» Aim: Leaving out all images, write out the records that follow exactly.

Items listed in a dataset

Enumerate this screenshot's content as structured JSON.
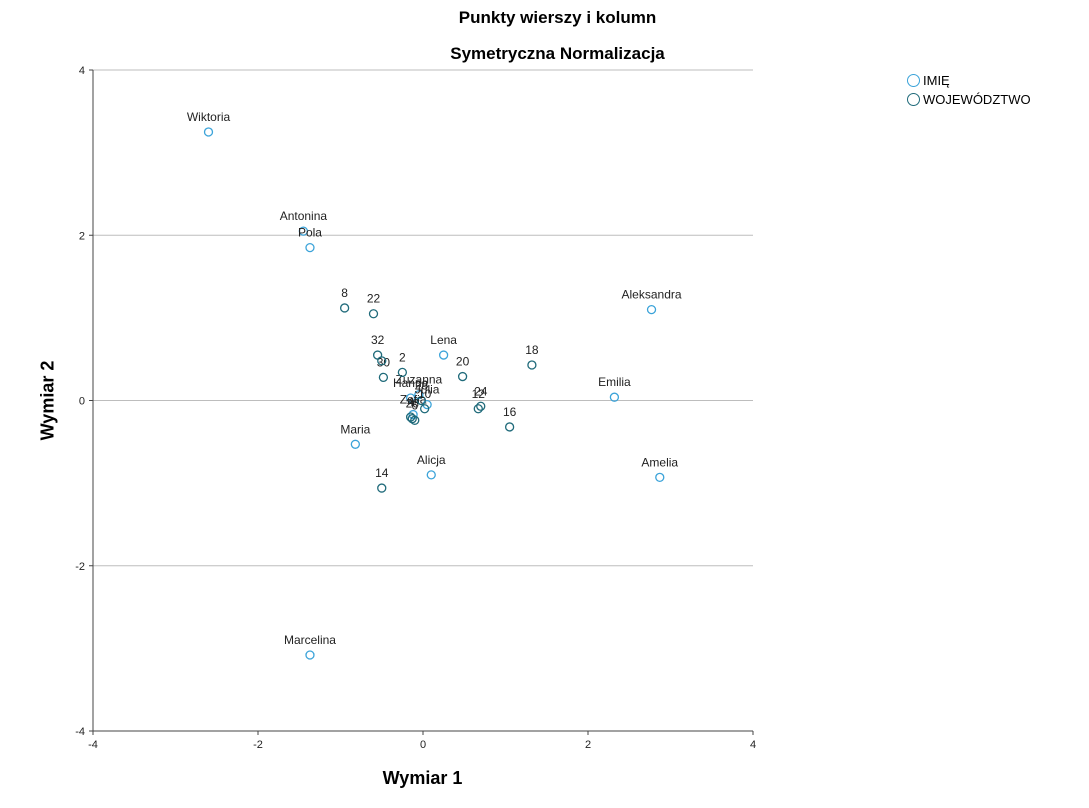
{
  "chart_data": {
    "type": "scatter",
    "title": "Punkty wierszy i kolumn",
    "subtitle": "Symetryczna Normalizacja",
    "xlabel": "Wymiar 1",
    "ylabel": "Wymiar 2",
    "xlim": [
      -4,
      4
    ],
    "ylim": [
      -4,
      4
    ],
    "xticks": [
      -4,
      -2,
      0,
      2,
      4
    ],
    "yticks": [
      -4,
      -2,
      0,
      2,
      4
    ],
    "grid": "horizontal",
    "legend_position": "top-right",
    "series": [
      {
        "name": "IMIĘ",
        "color": "#3ba3d9",
        "points": [
          {
            "label": "Wiktoria",
            "x": -2.6,
            "y": 3.25
          },
          {
            "label": "Antonina",
            "x": -1.45,
            "y": 2.05
          },
          {
            "label": "Pola",
            "x": -1.37,
            "y": 1.85
          },
          {
            "label": "Aleksandra",
            "x": 2.77,
            "y": 1.1
          },
          {
            "label": "Lena",
            "x": 0.25,
            "y": 0.55
          },
          {
            "label": "Hanna",
            "x": -0.15,
            "y": 0.03
          },
          {
            "label": "Zuzanna",
            "x": -0.05,
            "y": 0.07
          },
          {
            "label": "Emilia",
            "x": 2.32,
            "y": 0.04
          },
          {
            "label": "Zofia",
            "x": -0.12,
            "y": -0.17
          },
          {
            "label": "Julia",
            "x": 0.05,
            "y": -0.05
          },
          {
            "label": "Maria",
            "x": -0.82,
            "y": -0.53
          },
          {
            "label": "Alicja",
            "x": 0.1,
            "y": -0.9
          },
          {
            "label": "Amelia",
            "x": 2.87,
            "y": -0.93
          },
          {
            "label": "Marcelina",
            "x": -1.37,
            "y": -3.08
          }
        ]
      },
      {
        "name": "WOJEWÓDZTWO",
        "color": "#1f6a7a",
        "points": [
          {
            "label": "8",
            "x": -0.95,
            "y": 1.12
          },
          {
            "label": "22",
            "x": -0.6,
            "y": 1.05
          },
          {
            "label": "32",
            "x": -0.55,
            "y": 0.55
          },
          {
            "label": "2",
            "x": -0.25,
            "y": 0.34
          },
          {
            "label": "30",
            "x": -0.48,
            "y": 0.28
          },
          {
            "label": "20",
            "x": 0.48,
            "y": 0.29
          },
          {
            "label": "18",
            "x": 1.32,
            "y": 0.43
          },
          {
            "label": "28",
            "x": -0.02,
            "y": 0.0
          },
          {
            "label": "24",
            "x": 0.7,
            "y": -0.07
          },
          {
            "label": "4",
            "x": -0.15,
            "y": -0.2
          },
          {
            "label": "10",
            "x": 0.02,
            "y": -0.1
          },
          {
            "label": "12",
            "x": 0.67,
            "y": -0.1
          },
          {
            "label": "26",
            "x": -0.13,
            "y": -0.22
          },
          {
            "label": "6",
            "x": -0.1,
            "y": -0.24
          },
          {
            "label": "16",
            "x": 1.05,
            "y": -0.32
          },
          {
            "label": "14",
            "x": -0.5,
            "y": -1.06
          },
          {
            "label": "",
            "x": -0.5,
            "y": 0.48
          }
        ]
      }
    ]
  }
}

» Answer to the exercise:
Enumerate this screenshot's content as structured JSON.
{
  "chart_data": {
    "type": "scatter",
    "title": "Punkty wierszy i kolumn",
    "subtitle": "Symetryczna Normalizacja",
    "xlabel": "Wymiar 1",
    "ylabel": "Wymiar 2",
    "xlim": [
      -4,
      4
    ],
    "ylim": [
      -4,
      4
    ],
    "xticks": [
      -4,
      -2,
      0,
      2,
      4
    ],
    "yticks": [
      -4,
      -2,
      0,
      2,
      4
    ],
    "grid": "horizontal",
    "legend_position": "top-right",
    "series": [
      {
        "name": "IMIĘ",
        "color": "#3ba3d9",
        "points": [
          {
            "label": "Wiktoria",
            "x": -2.6,
            "y": 3.25
          },
          {
            "label": "Antonina",
            "x": -1.45,
            "y": 2.05
          },
          {
            "label": "Pola",
            "x": -1.37,
            "y": 1.85
          },
          {
            "label": "Aleksandra",
            "x": 2.77,
            "y": 1.1
          },
          {
            "label": "Lena",
            "x": 0.25,
            "y": 0.55
          },
          {
            "label": "Hanna",
            "x": -0.15,
            "y": 0.03
          },
          {
            "label": "Zuzanna",
            "x": -0.05,
            "y": 0.07
          },
          {
            "label": "Emilia",
            "x": 2.32,
            "y": 0.04
          },
          {
            "label": "Zofia",
            "x": -0.12,
            "y": -0.17
          },
          {
            "label": "Julia",
            "x": 0.05,
            "y": -0.05
          },
          {
            "label": "Maria",
            "x": -0.82,
            "y": -0.53
          },
          {
            "label": "Alicja",
            "x": 0.1,
            "y": -0.9
          },
          {
            "label": "Amelia",
            "x": 2.87,
            "y": -0.93
          },
          {
            "label": "Marcelina",
            "x": -1.37,
            "y": -3.08
          }
        ]
      },
      {
        "name": "WOJEWÓDZTWO",
        "color": "#1f6a7a",
        "points": [
          {
            "label": "8",
            "x": -0.95,
            "y": 1.12
          },
          {
            "label": "22",
            "x": -0.6,
            "y": 1.05
          },
          {
            "label": "32",
            "x": -0.55,
            "y": 0.55
          },
          {
            "label": "2",
            "x": -0.25,
            "y": 0.34
          },
          {
            "label": "30",
            "x": -0.48,
            "y": 0.28
          },
          {
            "label": "20",
            "x": 0.48,
            "y": 0.29
          },
          {
            "label": "18",
            "x": 1.32,
            "y": 0.43
          },
          {
            "label": "28",
            "x": -0.02,
            "y": 0.0
          },
          {
            "label": "24",
            "x": 0.7,
            "y": -0.07
          },
          {
            "label": "4",
            "x": -0.15,
            "y": -0.2
          },
          {
            "label": "10",
            "x": 0.02,
            "y": -0.1
          },
          {
            "label": "12",
            "x": 0.67,
            "y": -0.1
          },
          {
            "label": "26",
            "x": -0.13,
            "y": -0.22
          },
          {
            "label": "6",
            "x": -0.1,
            "y": -0.24
          },
          {
            "label": "16",
            "x": 1.05,
            "y": -0.32
          },
          {
            "label": "14",
            "x": -0.5,
            "y": -1.06
          },
          {
            "label": "",
            "x": -0.5,
            "y": 0.48
          }
        ]
      }
    ]
  }
}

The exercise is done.